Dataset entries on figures
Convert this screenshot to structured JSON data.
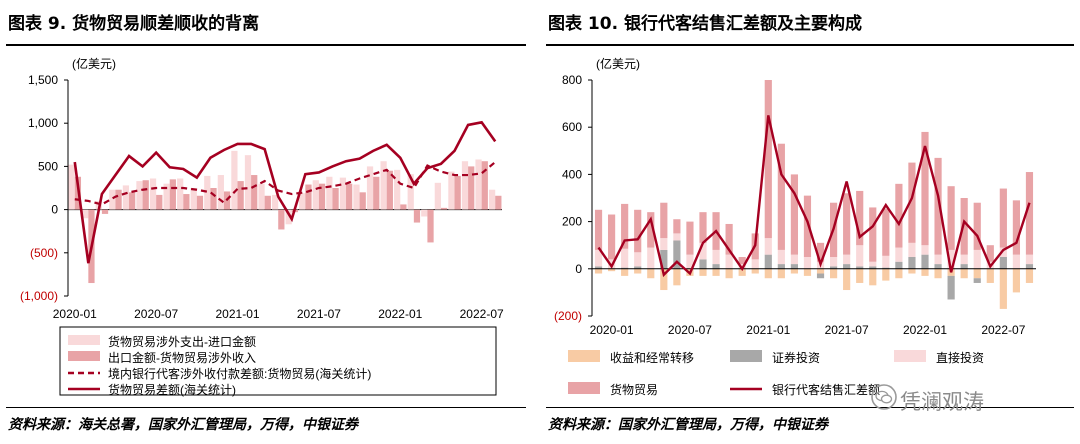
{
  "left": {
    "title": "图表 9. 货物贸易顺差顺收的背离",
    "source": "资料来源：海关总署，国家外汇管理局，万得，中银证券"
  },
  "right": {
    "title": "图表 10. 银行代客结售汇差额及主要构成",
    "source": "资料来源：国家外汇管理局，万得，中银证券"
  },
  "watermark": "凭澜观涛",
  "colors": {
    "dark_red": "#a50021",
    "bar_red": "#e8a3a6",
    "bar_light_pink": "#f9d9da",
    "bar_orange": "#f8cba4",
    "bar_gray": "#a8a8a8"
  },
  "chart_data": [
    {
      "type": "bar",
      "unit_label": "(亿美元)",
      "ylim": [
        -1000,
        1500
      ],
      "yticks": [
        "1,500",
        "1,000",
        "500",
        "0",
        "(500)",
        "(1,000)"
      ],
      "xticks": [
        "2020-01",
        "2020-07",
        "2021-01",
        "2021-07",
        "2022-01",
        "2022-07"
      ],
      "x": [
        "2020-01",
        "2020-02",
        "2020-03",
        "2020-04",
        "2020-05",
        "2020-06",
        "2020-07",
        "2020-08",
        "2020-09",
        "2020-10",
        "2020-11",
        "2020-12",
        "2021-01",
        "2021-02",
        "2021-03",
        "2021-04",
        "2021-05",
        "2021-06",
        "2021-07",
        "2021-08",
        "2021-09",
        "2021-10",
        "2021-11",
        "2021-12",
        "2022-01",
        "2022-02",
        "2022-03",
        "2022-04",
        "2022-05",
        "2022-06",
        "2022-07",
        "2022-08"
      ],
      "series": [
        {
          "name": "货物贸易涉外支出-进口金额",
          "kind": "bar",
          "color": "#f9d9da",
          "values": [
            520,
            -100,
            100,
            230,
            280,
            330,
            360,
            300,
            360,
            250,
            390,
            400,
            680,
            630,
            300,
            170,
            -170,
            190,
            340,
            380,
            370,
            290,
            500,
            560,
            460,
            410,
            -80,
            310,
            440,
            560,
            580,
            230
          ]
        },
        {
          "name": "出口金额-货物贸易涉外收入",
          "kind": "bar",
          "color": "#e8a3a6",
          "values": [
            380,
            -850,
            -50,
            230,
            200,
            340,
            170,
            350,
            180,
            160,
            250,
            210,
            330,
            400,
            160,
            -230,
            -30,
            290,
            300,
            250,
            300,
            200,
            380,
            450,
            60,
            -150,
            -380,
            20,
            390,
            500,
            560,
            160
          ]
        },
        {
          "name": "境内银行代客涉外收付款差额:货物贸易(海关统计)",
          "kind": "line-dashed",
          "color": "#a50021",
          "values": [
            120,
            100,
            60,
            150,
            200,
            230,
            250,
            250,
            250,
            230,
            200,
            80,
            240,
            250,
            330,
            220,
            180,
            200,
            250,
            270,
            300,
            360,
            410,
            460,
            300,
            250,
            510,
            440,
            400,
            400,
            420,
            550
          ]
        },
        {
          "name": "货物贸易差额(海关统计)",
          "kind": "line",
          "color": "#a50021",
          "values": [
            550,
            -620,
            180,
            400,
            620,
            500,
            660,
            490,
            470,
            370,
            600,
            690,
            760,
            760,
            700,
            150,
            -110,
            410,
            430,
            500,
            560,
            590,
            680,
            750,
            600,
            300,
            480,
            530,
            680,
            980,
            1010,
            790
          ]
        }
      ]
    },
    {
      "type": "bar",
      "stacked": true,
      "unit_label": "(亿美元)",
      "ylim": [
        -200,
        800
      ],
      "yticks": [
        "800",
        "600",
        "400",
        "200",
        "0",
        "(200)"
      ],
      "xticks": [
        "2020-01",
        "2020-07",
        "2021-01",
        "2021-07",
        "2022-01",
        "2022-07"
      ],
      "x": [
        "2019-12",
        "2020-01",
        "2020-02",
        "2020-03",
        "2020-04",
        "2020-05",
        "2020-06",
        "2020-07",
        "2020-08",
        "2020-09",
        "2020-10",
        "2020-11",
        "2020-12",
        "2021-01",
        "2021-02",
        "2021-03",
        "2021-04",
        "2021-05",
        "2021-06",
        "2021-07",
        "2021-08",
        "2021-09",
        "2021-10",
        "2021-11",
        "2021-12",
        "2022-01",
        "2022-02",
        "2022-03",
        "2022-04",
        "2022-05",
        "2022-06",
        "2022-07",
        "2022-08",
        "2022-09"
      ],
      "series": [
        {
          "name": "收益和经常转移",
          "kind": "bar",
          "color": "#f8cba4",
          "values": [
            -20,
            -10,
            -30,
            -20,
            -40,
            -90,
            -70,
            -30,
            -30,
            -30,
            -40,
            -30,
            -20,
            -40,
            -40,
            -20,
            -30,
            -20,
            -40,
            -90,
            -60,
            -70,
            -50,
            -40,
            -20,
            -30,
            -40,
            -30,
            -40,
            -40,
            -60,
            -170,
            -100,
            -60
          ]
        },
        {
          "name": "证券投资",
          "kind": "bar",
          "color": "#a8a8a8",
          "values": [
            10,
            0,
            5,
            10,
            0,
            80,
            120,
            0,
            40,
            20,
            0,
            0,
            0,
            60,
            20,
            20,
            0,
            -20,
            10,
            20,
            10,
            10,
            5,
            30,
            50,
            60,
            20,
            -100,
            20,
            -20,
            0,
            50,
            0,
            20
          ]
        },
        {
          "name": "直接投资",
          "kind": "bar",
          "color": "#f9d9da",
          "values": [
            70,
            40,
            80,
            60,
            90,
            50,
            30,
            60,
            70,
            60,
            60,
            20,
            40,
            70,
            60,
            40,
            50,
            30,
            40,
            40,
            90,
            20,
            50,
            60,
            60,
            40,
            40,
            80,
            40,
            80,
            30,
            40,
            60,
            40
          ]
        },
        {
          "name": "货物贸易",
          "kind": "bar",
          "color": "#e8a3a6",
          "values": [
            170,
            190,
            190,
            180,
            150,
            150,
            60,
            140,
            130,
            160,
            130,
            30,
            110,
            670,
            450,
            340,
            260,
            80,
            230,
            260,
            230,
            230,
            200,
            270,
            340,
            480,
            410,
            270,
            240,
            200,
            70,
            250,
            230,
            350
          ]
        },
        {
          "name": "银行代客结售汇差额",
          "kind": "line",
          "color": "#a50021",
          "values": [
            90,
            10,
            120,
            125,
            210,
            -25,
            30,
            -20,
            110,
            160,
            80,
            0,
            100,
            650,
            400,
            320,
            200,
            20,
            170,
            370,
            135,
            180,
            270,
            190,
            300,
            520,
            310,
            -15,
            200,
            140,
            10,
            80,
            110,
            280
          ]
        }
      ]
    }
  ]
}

What you are asked to do » Output the lines above in full and exactly as given, omitting any pictures.

Answer to the task »
Convert this screenshot to structured JSON data.
{
  "left": {
    "title": "图表 9. 货物贸易顺差顺收的背离",
    "source": "资料来源：海关总署，国家外汇管理局，万得，中银证券"
  },
  "right": {
    "title": "图表 10. 银行代客结售汇差额及主要构成",
    "source": "资料来源：国家外汇管理局，万得，中银证券"
  },
  "watermark": "凭澜观涛",
  "colors": {
    "dark_red": "#a50021",
    "bar_red": "#e8a3a6",
    "bar_light_pink": "#f9d9da",
    "bar_orange": "#f8cba4",
    "bar_gray": "#a8a8a8"
  },
  "chart_data": [
    {
      "type": "bar",
      "unit_label": "(亿美元)",
      "ylim": [
        -1000,
        1500
      ],
      "yticks": [
        "1,500",
        "1,000",
        "500",
        "0",
        "(500)",
        "(1,000)"
      ],
      "xticks": [
        "2020-01",
        "2020-07",
        "2021-01",
        "2021-07",
        "2022-01",
        "2022-07"
      ],
      "x": [
        "2020-01",
        "2020-02",
        "2020-03",
        "2020-04",
        "2020-05",
        "2020-06",
        "2020-07",
        "2020-08",
        "2020-09",
        "2020-10",
        "2020-11",
        "2020-12",
        "2021-01",
        "2021-02",
        "2021-03",
        "2021-04",
        "2021-05",
        "2021-06",
        "2021-07",
        "2021-08",
        "2021-09",
        "2021-10",
        "2021-11",
        "2021-12",
        "2022-01",
        "2022-02",
        "2022-03",
        "2022-04",
        "2022-05",
        "2022-06",
        "2022-07",
        "2022-08"
      ],
      "series": [
        {
          "name": "货物贸易涉外支出-进口金额",
          "kind": "bar",
          "color": "#f9d9da",
          "values": [
            520,
            -100,
            100,
            230,
            280,
            330,
            360,
            300,
            360,
            250,
            390,
            400,
            680,
            630,
            300,
            170,
            -170,
            190,
            340,
            380,
            370,
            290,
            500,
            560,
            460,
            410,
            -80,
            310,
            440,
            560,
            580,
            230
          ]
        },
        {
          "name": "出口金额-货物贸易涉外收入",
          "kind": "bar",
          "color": "#e8a3a6",
          "values": [
            380,
            -850,
            -50,
            230,
            200,
            340,
            170,
            350,
            180,
            160,
            250,
            210,
            330,
            400,
            160,
            -230,
            -30,
            290,
            300,
            250,
            300,
            200,
            380,
            450,
            60,
            -150,
            -380,
            20,
            390,
            500,
            560,
            160
          ]
        },
        {
          "name": "境内银行代客涉外收付款差额:货物贸易(海关统计)",
          "kind": "line-dashed",
          "color": "#a50021",
          "values": [
            120,
            100,
            60,
            150,
            200,
            230,
            250,
            250,
            250,
            230,
            200,
            80,
            240,
            250,
            330,
            220,
            180,
            200,
            250,
            270,
            300,
            360,
            410,
            460,
            300,
            250,
            510,
            440,
            400,
            400,
            420,
            550
          ]
        },
        {
          "name": "货物贸易差额(海关统计)",
          "kind": "line",
          "color": "#a50021",
          "values": [
            550,
            -620,
            180,
            400,
            620,
            500,
            660,
            490,
            470,
            370,
            600,
            690,
            760,
            760,
            700,
            150,
            -110,
            410,
            430,
            500,
            560,
            590,
            680,
            750,
            600,
            300,
            480,
            530,
            680,
            980,
            1010,
            790
          ]
        }
      ]
    },
    {
      "type": "bar",
      "stacked": true,
      "unit_label": "(亿美元)",
      "ylim": [
        -200,
        800
      ],
      "yticks": [
        "800",
        "600",
        "400",
        "200",
        "0",
        "(200)"
      ],
      "xticks": [
        "2020-01",
        "2020-07",
        "2021-01",
        "2021-07",
        "2022-01",
        "2022-07"
      ],
      "x": [
        "2019-12",
        "2020-01",
        "2020-02",
        "2020-03",
        "2020-04",
        "2020-05",
        "2020-06",
        "2020-07",
        "2020-08",
        "2020-09",
        "2020-10",
        "2020-11",
        "2020-12",
        "2021-01",
        "2021-02",
        "2021-03",
        "2021-04",
        "2021-05",
        "2021-06",
        "2021-07",
        "2021-08",
        "2021-09",
        "2021-10",
        "2021-11",
        "2021-12",
        "2022-01",
        "2022-02",
        "2022-03",
        "2022-04",
        "2022-05",
        "2022-06",
        "2022-07",
        "2022-08",
        "2022-09"
      ],
      "series": [
        {
          "name": "收益和经常转移",
          "kind": "bar",
          "color": "#f8cba4",
          "values": [
            -20,
            -10,
            -30,
            -20,
            -40,
            -90,
            -70,
            -30,
            -30,
            -30,
            -40,
            -30,
            -20,
            -40,
            -40,
            -20,
            -30,
            -20,
            -40,
            -90,
            -60,
            -70,
            -50,
            -40,
            -20,
            -30,
            -40,
            -30,
            -40,
            -40,
            -60,
            -170,
            -100,
            -60
          ]
        },
        {
          "name": "证券投资",
          "kind": "bar",
          "color": "#a8a8a8",
          "values": [
            10,
            0,
            5,
            10,
            0,
            80,
            120,
            0,
            40,
            20,
            0,
            0,
            0,
            60,
            20,
            20,
            0,
            -20,
            10,
            20,
            10,
            10,
            5,
            30,
            50,
            60,
            20,
            -100,
            20,
            -20,
            0,
            50,
            0,
            20
          ]
        },
        {
          "name": "直接投资",
          "kind": "bar",
          "color": "#f9d9da",
          "values": [
            70,
            40,
            80,
            60,
            90,
            50,
            30,
            60,
            70,
            60,
            60,
            20,
            40,
            70,
            60,
            40,
            50,
            30,
            40,
            40,
            90,
            20,
            50,
            60,
            60,
            40,
            40,
            80,
            40,
            80,
            30,
            40,
            60,
            40
          ]
        },
        {
          "name": "货物贸易",
          "kind": "bar",
          "color": "#e8a3a6",
          "values": [
            170,
            190,
            190,
            180,
            150,
            150,
            60,
            140,
            130,
            160,
            130,
            30,
            110,
            670,
            450,
            340,
            260,
            80,
            230,
            260,
            230,
            230,
            200,
            270,
            340,
            480,
            410,
            270,
            240,
            200,
            70,
            250,
            230,
            350
          ]
        },
        {
          "name": "银行代客结售汇差额",
          "kind": "line",
          "color": "#a50021",
          "values": [
            90,
            10,
            120,
            125,
            210,
            -25,
            30,
            -20,
            110,
            160,
            80,
            0,
            100,
            650,
            400,
            320,
            200,
            20,
            170,
            370,
            135,
            180,
            270,
            190,
            300,
            520,
            310,
            -15,
            200,
            140,
            10,
            80,
            110,
            280
          ]
        }
      ]
    }
  ]
}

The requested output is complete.